◆ **Job**:
Reproduce the data below word for word, omitting any pictures.
* begin *
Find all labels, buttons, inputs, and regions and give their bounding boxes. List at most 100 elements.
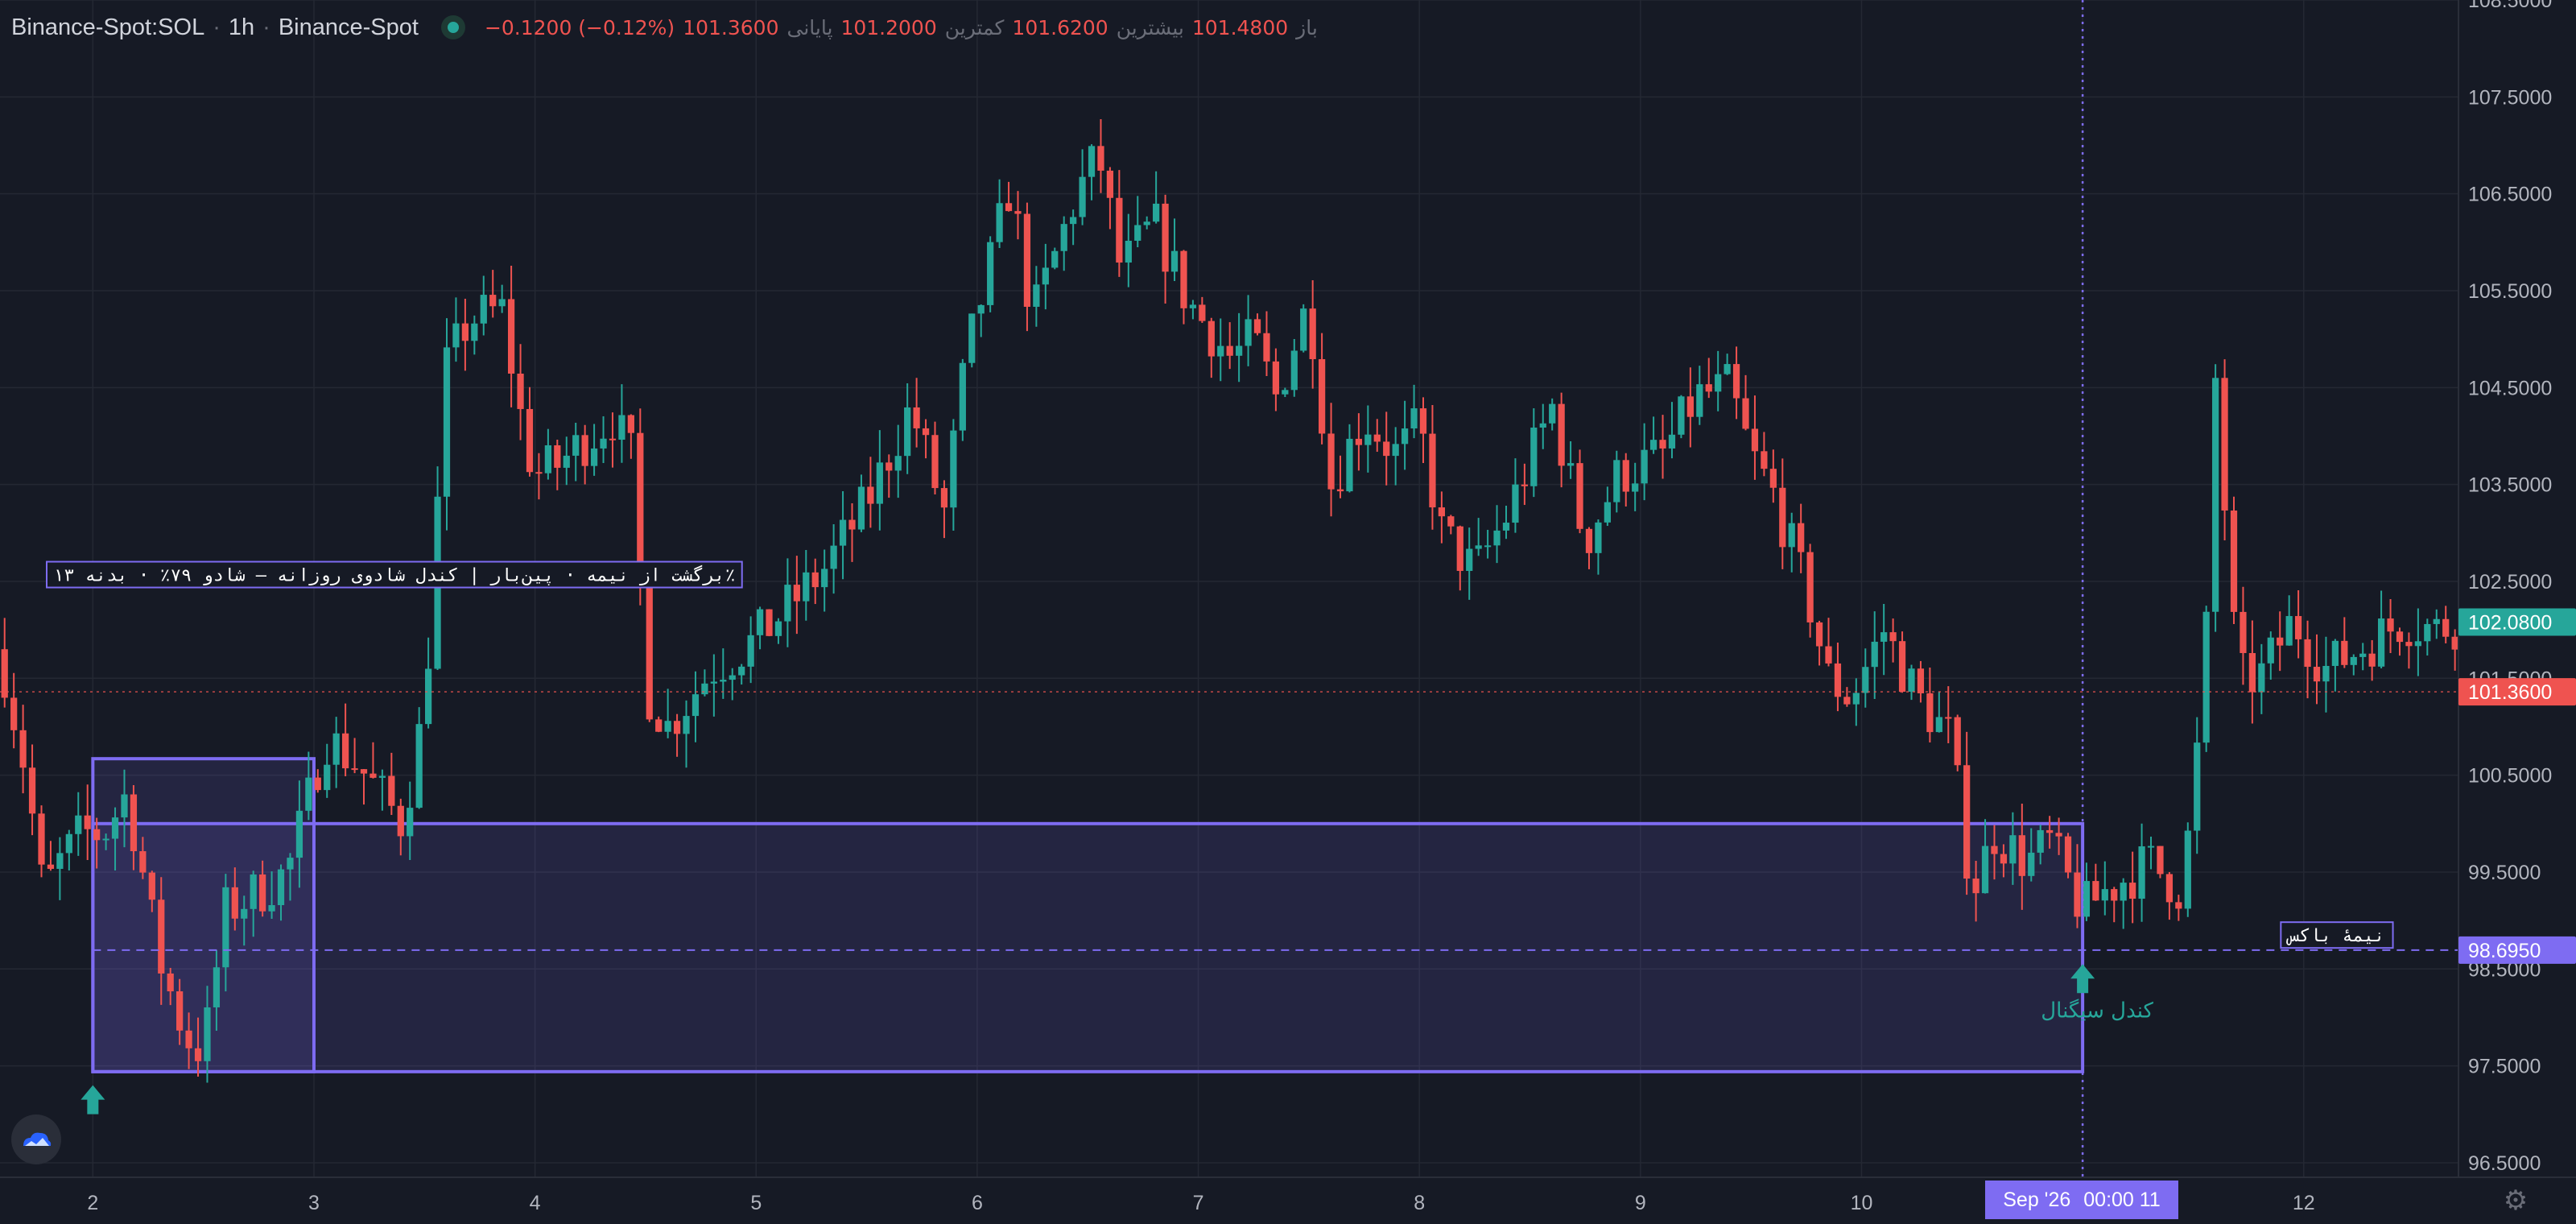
gear-icon[interactable]: ⚙ — [2503, 1185, 2529, 1216]
price-label-text: 101.3600 — [2468, 681, 2552, 704]
candle-body — [2414, 641, 2421, 647]
candle-body — [167, 973, 174, 992]
candle-body — [2405, 642, 2413, 647]
symbol-name[interactable]: Binance-Spot:SOL — [11, 14, 205, 40]
candle-body — [600, 438, 607, 449]
low-value: 101.2000 — [840, 15, 937, 39]
candle-body — [2009, 835, 2017, 864]
y-tick-label: 99.5000 — [2468, 862, 2541, 884]
time-axis[interactable] — [0, 1177, 2576, 1224]
candle-body — [1945, 717, 1952, 719]
candle-body — [241, 908, 248, 919]
candle-body — [1917, 668, 1925, 693]
candle-body — [1088, 146, 1096, 177]
candle-body — [314, 777, 321, 791]
candle-body — [857, 486, 865, 530]
price-label-box — [2458, 936, 2576, 964]
candle-body — [1134, 225, 1141, 241]
candlestick-series — [1, 118, 2458, 1083]
candle-body — [1355, 438, 1363, 445]
candle-body — [1972, 879, 1979, 894]
candle-body — [803, 572, 810, 602]
candle-body — [839, 519, 847, 546]
price-axis[interactable] — [2458, 0, 2576, 1177]
x-tick-label: 5 — [750, 1192, 762, 1214]
candle-body — [1162, 203, 1169, 272]
candle-body — [1143, 221, 1150, 225]
candle-body — [204, 1007, 211, 1061]
candle-body — [2442, 618, 2450, 637]
candle-body — [121, 794, 128, 818]
candle-body — [295, 810, 303, 858]
candle-body — [1678, 396, 1685, 435]
candle-body — [1649, 440, 1657, 450]
candle-body — [259, 874, 266, 912]
candle-body — [2129, 883, 2136, 899]
candle-body — [194, 1048, 202, 1061]
candle-body — [2202, 611, 2210, 743]
candle-body — [28, 767, 36, 814]
candle-body — [1576, 463, 1583, 529]
candle-body — [1023, 213, 1031, 307]
candle-body — [1613, 460, 1620, 502]
candle-body — [720, 680, 727, 682]
candle-body — [1558, 403, 1565, 466]
candle-body — [415, 724, 423, 808]
candle-body — [1530, 427, 1538, 486]
candle-body — [1788, 523, 1795, 548]
candle-body — [213, 967, 221, 1008]
candle-body — [47, 864, 55, 869]
candle-body — [830, 545, 837, 569]
candle-body — [287, 858, 294, 870]
arrow-up-icon — [2070, 964, 2095, 994]
y-tick-label: 100.5000 — [2468, 765, 2552, 788]
candle-body — [2120, 883, 2127, 901]
candle-body — [1871, 641, 1878, 668]
price-label-box — [2458, 608, 2576, 636]
candle-body — [1051, 250, 1059, 268]
candle-body — [1659, 440, 1666, 449]
candle-body — [1189, 304, 1197, 308]
candle-body — [388, 775, 395, 806]
candle-body — [2037, 829, 2044, 853]
candle-body — [1383, 441, 1390, 457]
candle-body — [876, 462, 883, 504]
candle-body — [93, 829, 101, 841]
candle-body — [1715, 374, 1722, 392]
candle-body — [1815, 622, 1823, 647]
signal-label: کندل سیگنال — [2041, 998, 2153, 1023]
candle-body — [922, 428, 930, 436]
candle-body — [2377, 618, 2385, 667]
candle-body — [1539, 423, 1546, 428]
candle-body — [526, 408, 534, 473]
ohlc-legend: باز 101.4800 بیشترین 101.6200 کمترین 101… — [485, 16, 1318, 39]
candle-body — [2028, 852, 2035, 876]
candle-body — [2165, 874, 2174, 903]
candle-body — [1567, 463, 1575, 466]
candle-body — [250, 874, 257, 909]
candle-body — [590, 448, 598, 466]
candle-body — [996, 203, 1003, 242]
interval-label[interactable]: 1h — [228, 14, 255, 40]
arrow-up-icon — [80, 1085, 105, 1114]
candle-body — [563, 455, 570, 468]
candle-body — [56, 853, 64, 869]
candle-body — [480, 295, 487, 324]
candle-body — [1170, 250, 1179, 272]
candle-body — [2184, 830, 2191, 909]
cloud-logo-icon[interactable] — [11, 1114, 61, 1164]
candle-body — [2258, 663, 2265, 693]
candle-body — [1125, 240, 1132, 263]
candle-body — [581, 435, 588, 466]
candle-body — [1309, 308, 1316, 360]
candle-body — [277, 869, 285, 906]
candle-body — [1696, 384, 1703, 417]
candle-body — [1862, 667, 1869, 693]
y-tick-label: 97.5000 — [2468, 1056, 2541, 1078]
separator-dot: · — [213, 14, 221, 40]
candle-body — [407, 808, 414, 837]
candle-body — [2074, 872, 2081, 917]
candle-body — [811, 572, 819, 588]
candle-body — [2433, 618, 2440, 624]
* end *
◆ **Answer to this problem**:
Find all labels, buttons, inputs, and regions and give their bounding boxes. List at most 100 elements.
gear-icon[interactable]: ⚙ — [2503, 1185, 2529, 1216]
price-label-text: 101.3600 — [2468, 681, 2552, 704]
candle-body — [2414, 641, 2421, 647]
candle-body — [167, 973, 174, 992]
candle-body — [2405, 642, 2413, 647]
symbol-name[interactable]: Binance-Spot:SOL — [11, 14, 205, 40]
candle-body — [600, 438, 607, 449]
low-value: 101.2000 — [840, 15, 937, 39]
candle-body — [2009, 835, 2017, 864]
y-tick-label: 99.5000 — [2468, 862, 2541, 884]
time-axis[interactable] — [0, 1177, 2576, 1224]
candle-body — [1945, 717, 1952, 719]
candle-body — [241, 908, 248, 919]
candle-body — [1917, 668, 1925, 693]
candle-body — [1088, 146, 1096, 177]
candle-body — [314, 777, 321, 791]
candle-body — [857, 486, 865, 530]
price-label-box — [2458, 936, 2576, 964]
candle-body — [1134, 225, 1141, 241]
candlestick-series — [1, 118, 2458, 1083]
candle-body — [1355, 438, 1363, 445]
candle-body — [1972, 879, 1979, 894]
candle-body — [803, 572, 810, 602]
candle-body — [839, 519, 847, 546]
price-axis[interactable] — [2458, 0, 2576, 1177]
x-tick-label: 5 — [750, 1192, 762, 1214]
candle-body — [1162, 203, 1169, 272]
candle-body — [1143, 221, 1150, 225]
candle-body — [204, 1007, 211, 1061]
candle-body — [2442, 618, 2450, 637]
candle-body — [121, 794, 128, 818]
candle-body — [295, 810, 303, 858]
candle-body — [1678, 396, 1685, 435]
candle-body — [1649, 440, 1657, 450]
candle-body — [259, 874, 266, 912]
candle-body — [2129, 883, 2136, 899]
candle-body — [194, 1048, 202, 1061]
candle-body — [2202, 611, 2210, 743]
candle-body — [28, 767, 36, 814]
candle-body — [1576, 463, 1583, 529]
candle-body — [1023, 213, 1031, 307]
candle-body — [1613, 460, 1620, 502]
candle-body — [720, 680, 727, 682]
candle-body — [1558, 403, 1565, 466]
candle-body — [415, 724, 423, 808]
candle-body — [1530, 427, 1538, 486]
candle-body — [1788, 523, 1795, 548]
candle-body — [213, 967, 221, 1008]
candle-body — [47, 864, 55, 869]
candle-body — [830, 545, 837, 569]
candle-body — [287, 858, 294, 870]
arrow-up-icon — [2070, 964, 2095, 994]
y-tick-label: 100.5000 — [2468, 765, 2552, 788]
candle-body — [2120, 883, 2127, 901]
candle-body — [1871, 641, 1878, 668]
price-label-box — [2458, 608, 2576, 636]
candle-body — [1051, 250, 1059, 268]
candle-body — [1659, 440, 1666, 449]
candle-body — [1189, 304, 1197, 308]
candle-body — [388, 775, 395, 806]
candle-body — [2037, 829, 2044, 853]
candle-body — [1383, 441, 1390, 457]
candle-body — [876, 462, 883, 504]
candle-body — [93, 829, 101, 841]
candle-body — [1715, 374, 1722, 392]
candle-body — [1815, 622, 1823, 647]
signal-label: کندل سیگنال — [2041, 998, 2153, 1023]
candle-body — [922, 428, 930, 436]
candle-body — [2377, 618, 2385, 667]
candle-body — [1539, 423, 1546, 428]
candle-body — [526, 408, 534, 473]
ohlc-legend: باز 101.4800 بیشترین 101.6200 کمترین 101… — [485, 16, 1318, 39]
candle-body — [2028, 852, 2035, 876]
candle-body — [2165, 874, 2174, 903]
candle-body — [1567, 463, 1575, 466]
candle-body — [250, 874, 257, 909]
candle-body — [590, 448, 598, 466]
candle-body — [996, 203, 1003, 242]
interval-label[interactable]: 1h — [228, 14, 255, 40]
arrow-up-icon — [80, 1085, 105, 1114]
candle-body — [563, 455, 570, 468]
candle-body — [56, 853, 64, 869]
candle-body — [480, 295, 487, 324]
candle-body — [1170, 250, 1179, 272]
candle-body — [2184, 830, 2191, 909]
cloud-logo-icon[interactable] — [11, 1114, 61, 1164]
candle-body — [2258, 663, 2265, 693]
candle-body — [1125, 240, 1132, 263]
candle-body — [581, 435, 588, 466]
candle-body — [1309, 308, 1316, 360]
candle-body — [277, 869, 285, 906]
candle-body — [1696, 384, 1703, 417]
candle-body — [1862, 667, 1869, 693]
y-tick-label: 97.5000 — [2468, 1056, 2541, 1078]
separator-dot: · — [213, 14, 221, 40]
candle-body — [407, 808, 414, 837]
candle-body — [2074, 872, 2081, 917]
candle-body — [811, 572, 819, 588]
candle-body — [2433, 618, 2440, 624]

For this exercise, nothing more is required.